* begin Data provided *
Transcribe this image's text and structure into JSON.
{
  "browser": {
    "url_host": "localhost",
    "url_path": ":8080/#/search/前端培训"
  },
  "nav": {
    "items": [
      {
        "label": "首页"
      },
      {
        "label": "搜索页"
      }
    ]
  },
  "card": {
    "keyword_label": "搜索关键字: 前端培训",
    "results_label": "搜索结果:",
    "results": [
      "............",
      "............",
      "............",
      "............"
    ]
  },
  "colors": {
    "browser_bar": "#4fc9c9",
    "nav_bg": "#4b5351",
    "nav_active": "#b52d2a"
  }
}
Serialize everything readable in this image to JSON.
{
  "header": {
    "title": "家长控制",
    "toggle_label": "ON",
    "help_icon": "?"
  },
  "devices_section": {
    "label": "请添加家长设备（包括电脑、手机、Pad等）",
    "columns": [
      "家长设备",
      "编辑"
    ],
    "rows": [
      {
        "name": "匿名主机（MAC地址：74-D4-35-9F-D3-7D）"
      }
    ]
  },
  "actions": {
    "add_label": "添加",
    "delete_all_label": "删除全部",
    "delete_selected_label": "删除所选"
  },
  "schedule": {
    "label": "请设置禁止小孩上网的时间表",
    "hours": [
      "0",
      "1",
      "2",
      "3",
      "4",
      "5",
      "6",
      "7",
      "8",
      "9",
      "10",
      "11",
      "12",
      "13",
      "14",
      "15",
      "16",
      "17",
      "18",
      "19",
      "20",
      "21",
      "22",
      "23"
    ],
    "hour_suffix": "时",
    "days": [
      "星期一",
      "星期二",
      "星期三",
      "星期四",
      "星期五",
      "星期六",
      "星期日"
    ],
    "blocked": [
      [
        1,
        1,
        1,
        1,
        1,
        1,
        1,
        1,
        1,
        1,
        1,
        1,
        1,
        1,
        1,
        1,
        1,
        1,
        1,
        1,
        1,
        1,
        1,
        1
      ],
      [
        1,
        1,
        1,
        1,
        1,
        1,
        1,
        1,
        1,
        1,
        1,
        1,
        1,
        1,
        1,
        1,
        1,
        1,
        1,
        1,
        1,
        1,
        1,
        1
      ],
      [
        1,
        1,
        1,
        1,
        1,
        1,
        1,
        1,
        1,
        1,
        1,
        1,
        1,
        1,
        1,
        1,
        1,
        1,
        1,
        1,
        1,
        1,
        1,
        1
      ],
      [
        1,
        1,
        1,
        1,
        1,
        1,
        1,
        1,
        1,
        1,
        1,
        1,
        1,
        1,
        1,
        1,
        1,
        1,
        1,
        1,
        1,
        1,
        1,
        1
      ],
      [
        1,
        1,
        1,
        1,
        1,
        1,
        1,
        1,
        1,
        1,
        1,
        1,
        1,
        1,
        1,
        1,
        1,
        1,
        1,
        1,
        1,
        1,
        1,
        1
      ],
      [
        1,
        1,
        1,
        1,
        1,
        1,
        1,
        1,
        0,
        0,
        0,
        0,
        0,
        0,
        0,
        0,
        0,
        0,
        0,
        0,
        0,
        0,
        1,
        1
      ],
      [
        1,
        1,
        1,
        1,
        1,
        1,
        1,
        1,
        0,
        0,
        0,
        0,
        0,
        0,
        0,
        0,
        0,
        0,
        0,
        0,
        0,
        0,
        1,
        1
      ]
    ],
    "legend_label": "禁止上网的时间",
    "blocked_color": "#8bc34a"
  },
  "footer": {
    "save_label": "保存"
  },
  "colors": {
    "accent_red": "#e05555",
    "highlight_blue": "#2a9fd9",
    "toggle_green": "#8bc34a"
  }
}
* end Data provided *
Write every entry out again exactly.

* [Complete output]:
Transcribe this image's text and structure into JSON.
{
  "browser": {
    "url_host": "localhost",
    "url_path": ":8080/#/search/前端培训"
  },
  "nav": {
    "items": [
      {
        "label": "首页"
      },
      {
        "label": "搜索页"
      }
    ]
  },
  "card": {
    "keyword_label": "搜索关键字: 前端培训",
    "results_label": "搜索结果:",
    "results": [
      "............",
      "............",
      "............",
      "............"
    ]
  },
  "colors": {
    "browser_bar": "#4fc9c9",
    "nav_bg": "#4b5351",
    "nav_active": "#b52d2a"
  }
}
Serialize everything readable in this image to JSON.
{
  "header": {
    "title": "家长控制",
    "toggle_label": "ON",
    "help_icon": "?"
  },
  "devices_section": {
    "label": "请添加家长设备（包括电脑、手机、Pad等）",
    "columns": [
      "家长设备",
      "编辑"
    ],
    "rows": [
      {
        "name": "匿名主机（MAC地址：74-D4-35-9F-D3-7D）"
      }
    ]
  },
  "actions": {
    "add_label": "添加",
    "delete_all_label": "删除全部",
    "delete_selected_label": "删除所选"
  },
  "schedule": {
    "label": "请设置禁止小孩上网的时间表",
    "hours": [
      "0",
      "1",
      "2",
      "3",
      "4",
      "5",
      "6",
      "7",
      "8",
      "9",
      "10",
      "11",
      "12",
      "13",
      "14",
      "15",
      "16",
      "17",
      "18",
      "19",
      "20",
      "21",
      "22",
      "23"
    ],
    "hour_suffix": "时",
    "days": [
      "星期一",
      "星期二",
      "星期三",
      "星期四",
      "星期五",
      "星期六",
      "星期日"
    ],
    "blocked": [
      [
        1,
        1,
        1,
        1,
        1,
        1,
        1,
        1,
        1,
        1,
        1,
        1,
        1,
        1,
        1,
        1,
        1,
        1,
        1,
        1,
        1,
        1,
        1,
        1
      ],
      [
        1,
        1,
        1,
        1,
        1,
        1,
        1,
        1,
        1,
        1,
        1,
        1,
        1,
        1,
        1,
        1,
        1,
        1,
        1,
        1,
        1,
        1,
        1,
        1
      ],
      [
        1,
        1,
        1,
        1,
        1,
        1,
        1,
        1,
        1,
        1,
        1,
        1,
        1,
        1,
        1,
        1,
        1,
        1,
        1,
        1,
        1,
        1,
        1,
        1
      ],
      [
        1,
        1,
        1,
        1,
        1,
        1,
        1,
        1,
        1,
        1,
        1,
        1,
        1,
        1,
        1,
        1,
        1,
        1,
        1,
        1,
        1,
        1,
        1,
        1
      ],
      [
        1,
        1,
        1,
        1,
        1,
        1,
        1,
        1,
        1,
        1,
        1,
        1,
        1,
        1,
        1,
        1,
        1,
        1,
        1,
        1,
        1,
        1,
        1,
        1
      ],
      [
        1,
        1,
        1,
        1,
        1,
        1,
        1,
        1,
        0,
        0,
        0,
        0,
        0,
        0,
        0,
        0,
        0,
        0,
        0,
        0,
        0,
        0,
        1,
        1
      ],
      [
        1,
        1,
        1,
        1,
        1,
        1,
        1,
        1,
        0,
        0,
        0,
        0,
        0,
        0,
        0,
        0,
        0,
        0,
        0,
        0,
        0,
        0,
        1,
        1
      ]
    ],
    "legend_label": "禁止上网的时间",
    "blocked_color": "#8bc34a"
  },
  "footer": {
    "save_label": "保存"
  },
  "colors": {
    "accent_red": "#e05555",
    "highlight_blue": "#2a9fd9",
    "toggle_green": "#8bc34a"
  }
}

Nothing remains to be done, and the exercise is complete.